→ TO DO
Recast the material from the line with "Enumerate the UI" to the line with "935, 220, 951]", both included, as a Markdown table with the columns Number and Entry. Give one row per line, skip blank lines, and leave the pictures out.

→ ENTRIES PROVIDED
========

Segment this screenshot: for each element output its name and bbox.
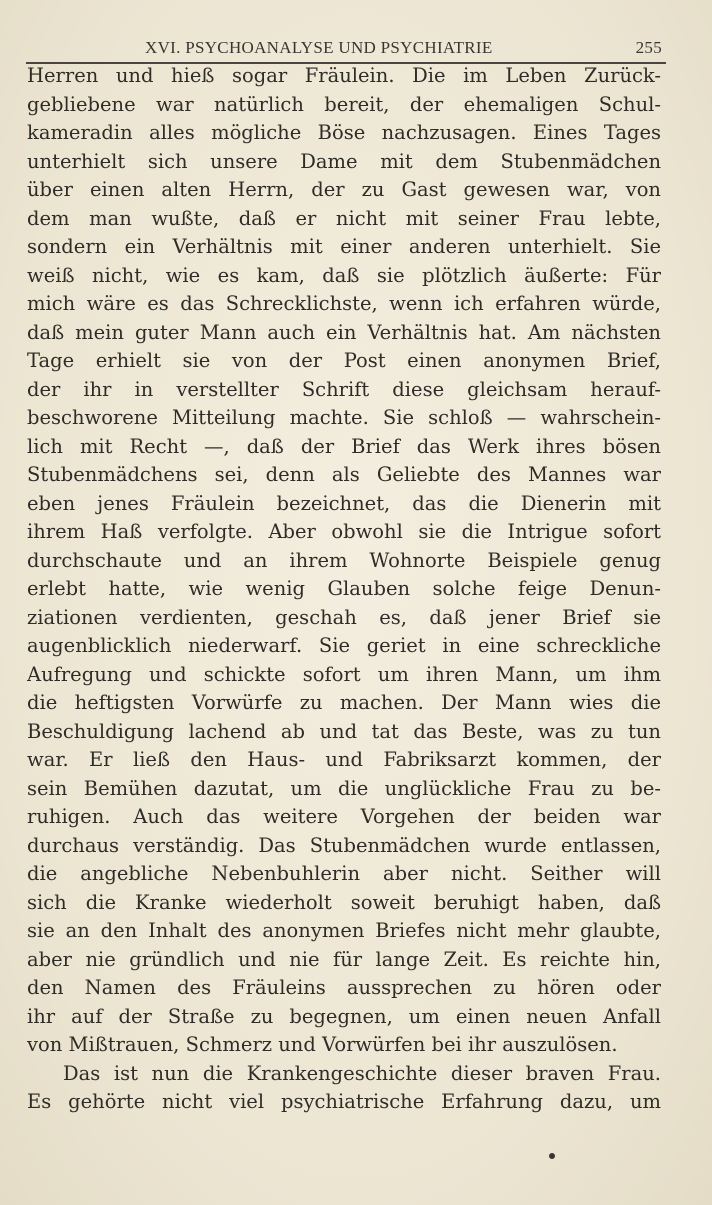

========

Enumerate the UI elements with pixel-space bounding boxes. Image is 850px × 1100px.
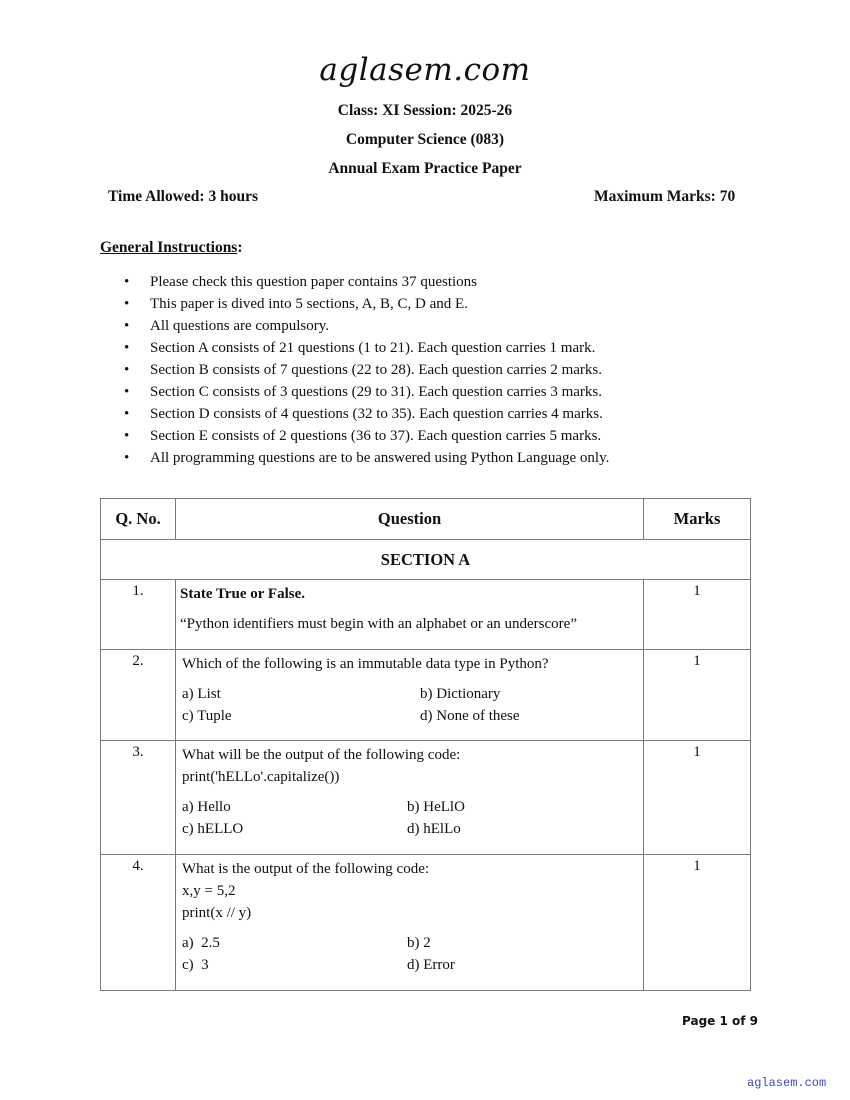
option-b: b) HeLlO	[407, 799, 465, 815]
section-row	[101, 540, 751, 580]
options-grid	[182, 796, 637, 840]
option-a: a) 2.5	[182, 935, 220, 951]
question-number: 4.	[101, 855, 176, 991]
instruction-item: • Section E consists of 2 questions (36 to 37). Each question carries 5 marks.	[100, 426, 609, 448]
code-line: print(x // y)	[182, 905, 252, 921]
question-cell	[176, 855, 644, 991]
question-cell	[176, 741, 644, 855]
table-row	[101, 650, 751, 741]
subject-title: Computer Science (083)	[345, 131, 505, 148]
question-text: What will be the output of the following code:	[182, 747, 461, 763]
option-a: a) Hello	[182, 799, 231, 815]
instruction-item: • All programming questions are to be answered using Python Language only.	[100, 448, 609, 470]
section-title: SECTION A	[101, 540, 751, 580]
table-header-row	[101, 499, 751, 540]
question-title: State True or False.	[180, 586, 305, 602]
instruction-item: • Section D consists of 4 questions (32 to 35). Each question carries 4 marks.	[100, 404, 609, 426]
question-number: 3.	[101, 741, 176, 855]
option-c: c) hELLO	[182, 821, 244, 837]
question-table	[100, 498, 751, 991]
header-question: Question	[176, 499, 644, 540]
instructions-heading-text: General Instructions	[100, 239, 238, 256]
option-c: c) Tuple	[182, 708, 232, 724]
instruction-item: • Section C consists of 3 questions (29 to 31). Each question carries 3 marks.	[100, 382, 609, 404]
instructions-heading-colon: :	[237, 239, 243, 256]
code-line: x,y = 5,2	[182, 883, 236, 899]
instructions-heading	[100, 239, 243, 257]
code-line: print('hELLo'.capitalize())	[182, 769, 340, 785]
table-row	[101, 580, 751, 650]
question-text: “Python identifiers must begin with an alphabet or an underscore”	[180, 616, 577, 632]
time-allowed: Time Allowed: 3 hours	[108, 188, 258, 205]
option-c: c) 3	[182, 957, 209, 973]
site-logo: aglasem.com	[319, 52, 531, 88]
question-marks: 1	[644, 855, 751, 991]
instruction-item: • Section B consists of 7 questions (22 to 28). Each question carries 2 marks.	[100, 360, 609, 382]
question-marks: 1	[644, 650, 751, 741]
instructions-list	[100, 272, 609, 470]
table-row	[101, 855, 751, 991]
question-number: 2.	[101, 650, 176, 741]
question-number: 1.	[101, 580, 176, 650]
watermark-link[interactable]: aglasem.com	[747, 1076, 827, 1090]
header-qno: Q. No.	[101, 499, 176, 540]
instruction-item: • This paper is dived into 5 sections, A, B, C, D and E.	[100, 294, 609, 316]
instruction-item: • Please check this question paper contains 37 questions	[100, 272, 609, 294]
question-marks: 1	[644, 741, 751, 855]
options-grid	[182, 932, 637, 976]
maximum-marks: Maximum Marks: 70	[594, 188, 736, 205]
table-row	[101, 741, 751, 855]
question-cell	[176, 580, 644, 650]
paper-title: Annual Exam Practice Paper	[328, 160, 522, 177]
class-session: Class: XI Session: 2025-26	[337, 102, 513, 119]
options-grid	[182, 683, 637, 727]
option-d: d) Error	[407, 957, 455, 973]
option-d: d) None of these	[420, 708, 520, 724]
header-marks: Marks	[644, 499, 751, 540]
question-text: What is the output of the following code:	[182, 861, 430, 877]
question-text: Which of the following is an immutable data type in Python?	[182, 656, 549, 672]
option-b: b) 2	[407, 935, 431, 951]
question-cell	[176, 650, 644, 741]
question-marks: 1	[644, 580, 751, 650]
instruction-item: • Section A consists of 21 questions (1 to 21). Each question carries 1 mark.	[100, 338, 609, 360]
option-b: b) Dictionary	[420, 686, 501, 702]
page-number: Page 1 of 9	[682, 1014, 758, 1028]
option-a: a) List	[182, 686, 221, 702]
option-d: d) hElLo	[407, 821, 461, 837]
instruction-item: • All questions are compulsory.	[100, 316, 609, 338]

========

→ THE SOLUTION
| Number | Entry |
|---|---|
| 1 | Enumerate the UI elements with pixel-space bounding boxes. Image is 850px × 1100px. |
| 2 | option-b: b) HeLlO	[407, 799, 465, 815] |
| 3 | section-row	[101, 540, 751, 580] |
| 4 | options-grid	[182, 796, 637, 840] |
| 5 | option-a: a) 2.5	[182, 935, 220, 951] |